- **AIM**: For every line in the records that has the word "VALUG", make a copy.

- **WORKING DATA**:

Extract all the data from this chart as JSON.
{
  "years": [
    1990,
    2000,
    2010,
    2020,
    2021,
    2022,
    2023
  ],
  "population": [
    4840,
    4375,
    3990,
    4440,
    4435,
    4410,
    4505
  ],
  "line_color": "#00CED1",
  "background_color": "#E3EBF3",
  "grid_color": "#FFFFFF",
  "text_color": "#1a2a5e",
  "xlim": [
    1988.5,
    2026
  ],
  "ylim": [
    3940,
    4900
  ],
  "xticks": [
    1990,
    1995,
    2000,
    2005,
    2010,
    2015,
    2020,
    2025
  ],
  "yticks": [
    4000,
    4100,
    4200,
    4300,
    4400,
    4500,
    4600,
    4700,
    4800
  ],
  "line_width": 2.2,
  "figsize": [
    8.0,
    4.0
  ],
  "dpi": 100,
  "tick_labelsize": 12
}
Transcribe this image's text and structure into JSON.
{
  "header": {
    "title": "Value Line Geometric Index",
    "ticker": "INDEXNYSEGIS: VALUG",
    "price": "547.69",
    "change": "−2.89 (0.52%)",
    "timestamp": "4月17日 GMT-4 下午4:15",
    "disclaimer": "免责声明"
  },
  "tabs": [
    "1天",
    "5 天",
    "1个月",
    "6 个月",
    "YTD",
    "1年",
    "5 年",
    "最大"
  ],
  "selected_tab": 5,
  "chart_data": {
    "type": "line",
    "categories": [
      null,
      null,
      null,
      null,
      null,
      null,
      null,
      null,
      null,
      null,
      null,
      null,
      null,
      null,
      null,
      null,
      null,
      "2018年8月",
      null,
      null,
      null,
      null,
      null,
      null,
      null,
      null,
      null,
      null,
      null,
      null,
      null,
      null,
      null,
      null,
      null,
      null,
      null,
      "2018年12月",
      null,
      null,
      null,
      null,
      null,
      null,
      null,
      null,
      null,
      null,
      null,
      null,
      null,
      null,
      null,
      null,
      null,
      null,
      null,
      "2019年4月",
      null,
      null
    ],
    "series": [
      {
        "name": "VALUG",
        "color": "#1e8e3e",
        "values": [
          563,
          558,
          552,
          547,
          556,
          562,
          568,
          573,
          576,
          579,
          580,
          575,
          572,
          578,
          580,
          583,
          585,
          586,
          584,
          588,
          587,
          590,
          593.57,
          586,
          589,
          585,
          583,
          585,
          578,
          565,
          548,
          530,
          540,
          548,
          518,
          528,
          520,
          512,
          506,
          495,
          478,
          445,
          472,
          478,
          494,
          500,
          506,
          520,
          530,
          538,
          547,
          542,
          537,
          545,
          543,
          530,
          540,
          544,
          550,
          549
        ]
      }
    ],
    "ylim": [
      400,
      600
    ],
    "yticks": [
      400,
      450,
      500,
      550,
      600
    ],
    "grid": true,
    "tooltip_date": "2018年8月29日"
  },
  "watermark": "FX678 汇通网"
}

- **RESULT OF THE EXERCISE**:
    "ticker": "INDEXNYSEGIS: VALUG",
        "name": "VALUG",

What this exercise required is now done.